■ Given data:
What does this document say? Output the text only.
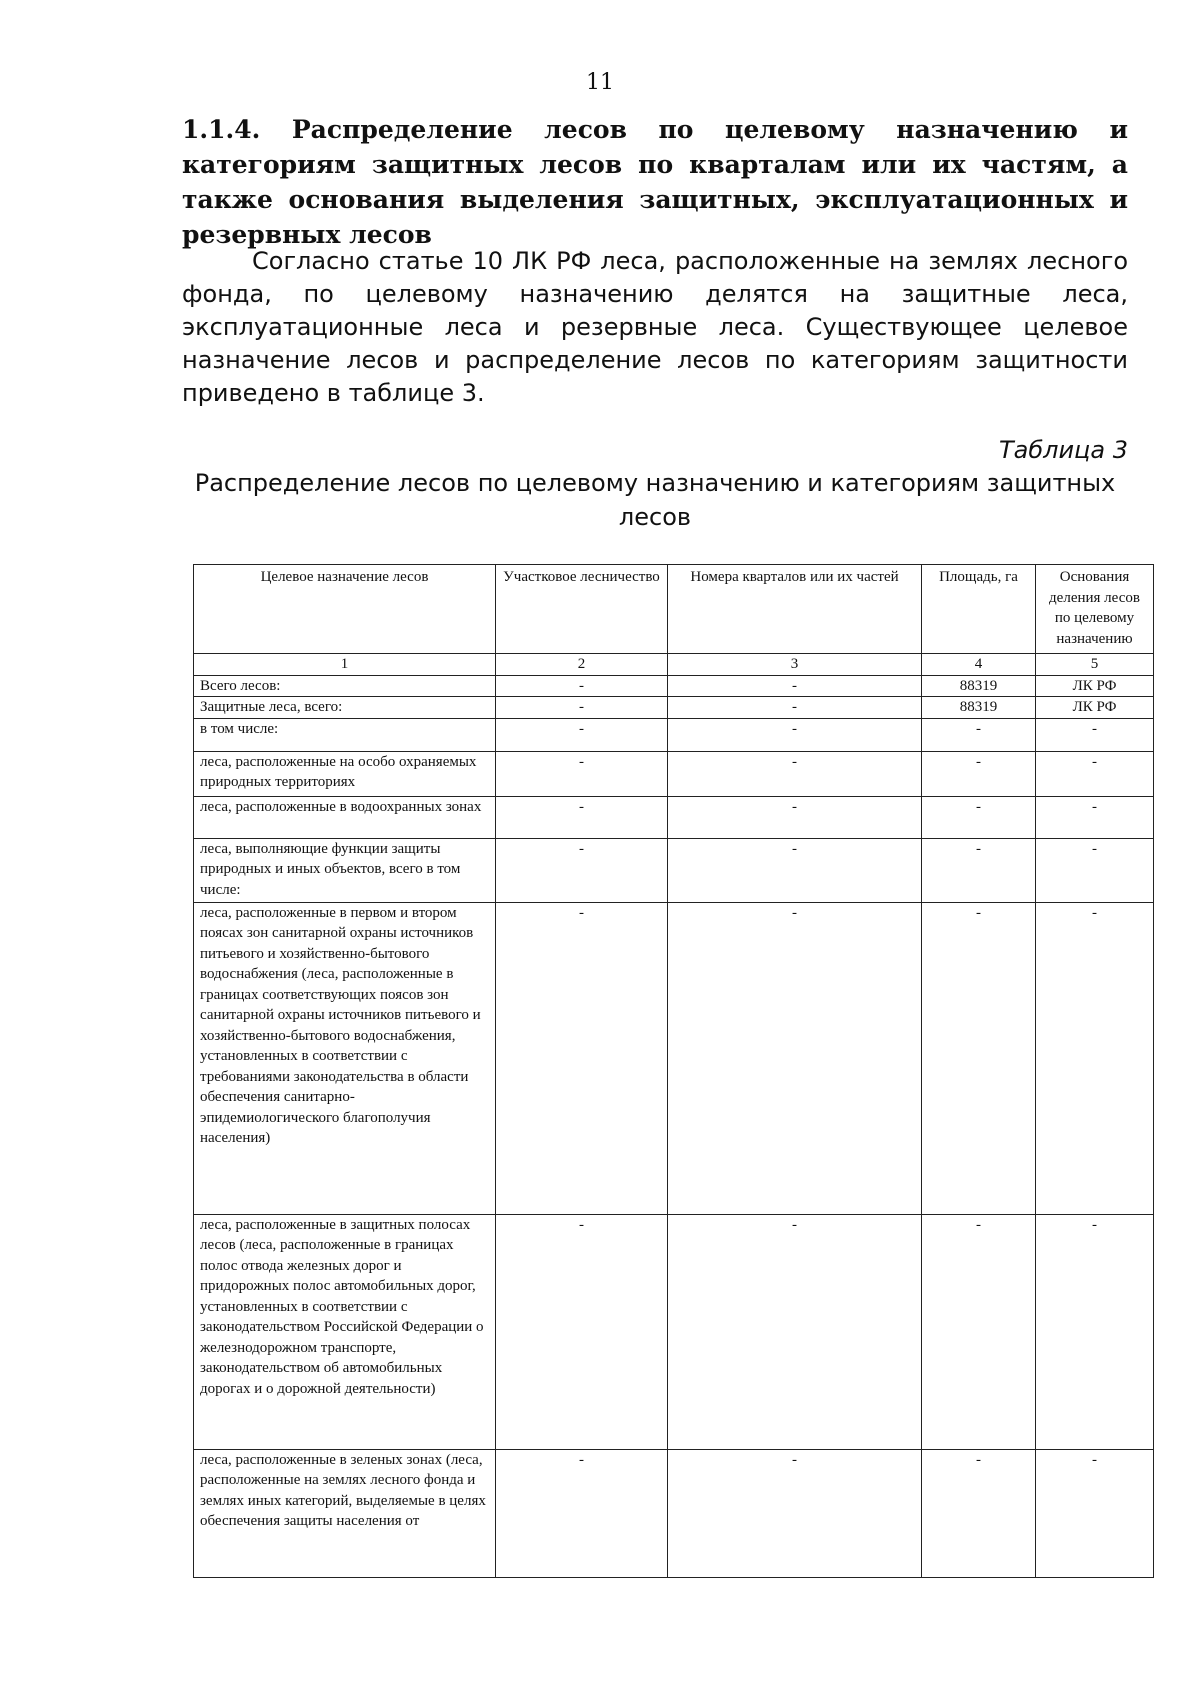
11
1.1.4. Распределение лесов по целевому назначению и категориям защитных лесов по кварталам или их частям, а также основания выделения защитных, эксплуатационных и резервных лесов
Согласно статье 10 ЛК РФ леса, расположенные на землях лесного фонда, по целевому назначению делятся на защитные леса, эксплуатационные леса и резервные леса. Существующее целевое назначение лесов и распределение лесов по категориям защитности приведено в таблице 3.
Таблица 3
Распределение лесов по целевому назначению и категориям защитных лесов
Целевое назначение лесов	Участковое лесничество	Номера кварталов или их частей	Площадь, га	Основания деления лесов по целевому назначению
1	2	3	4	5
Всего лесов:	-	-	88319	ЛК РФ
Защитные леса, всего:	-	-	88319	ЛК РФ
в том числе:	-	-	-	-
леса, расположенные на особо охраняемых природных территориях	-	-	-	-
леса, расположенные в водоохранных зонах	-	-	-	-
леса, выполняющие функции защиты природных и иных объектов, всего в том числе:	-	-	-	-
леса, расположенные в первом и втором поясах зон санитарной охраны источников питьевого и хозяйственно-бытового водоснабжения (леса, расположенные в границах соответствующих поясов зон санитарной охраны источников питьевого и хозяйственно-бытового водоснабжения, установленных в соответствии с требованиями законодательства в области обеспечения санитарно-эпидемиологического благополучия населения)	-	-	-	-
леса, расположенные в защитных полосах лесов (леса, расположенные в границах полос отвода железных дорог и придорожных полос автомобильных дорог, установленных в соответствии с законодательством Российской Федерации о железнодорожном транспорте, законодательством об автомобильных дорогах и о дорожной деятельности)	-	-	-	-
леса, расположенные в зеленых зонах (леса, расположенные на землях лесного фонда и землях иных категорий, выделяемые в целях обеспечения защиты населения от	-	-	-	-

■ Exercise brief: From the listing above, collect every line that mentions the word "лесного".

■ Response:
Согласно статье 10 ЛК РФ леса, расположенные на землях лесного фонда, по целевому назначению делятся на защитные леса, эксплуатационные леса и резервные леса. Существующее целевое назначение лесов и распределение лесов по категориям защитности приведено в таблице 3.
леса, расположенные в зеленых зонах (леса, расположенные на землях лесного фонда и землях иных категорий, выделяемые в целях обеспечения защиты населения от	-	-	-	-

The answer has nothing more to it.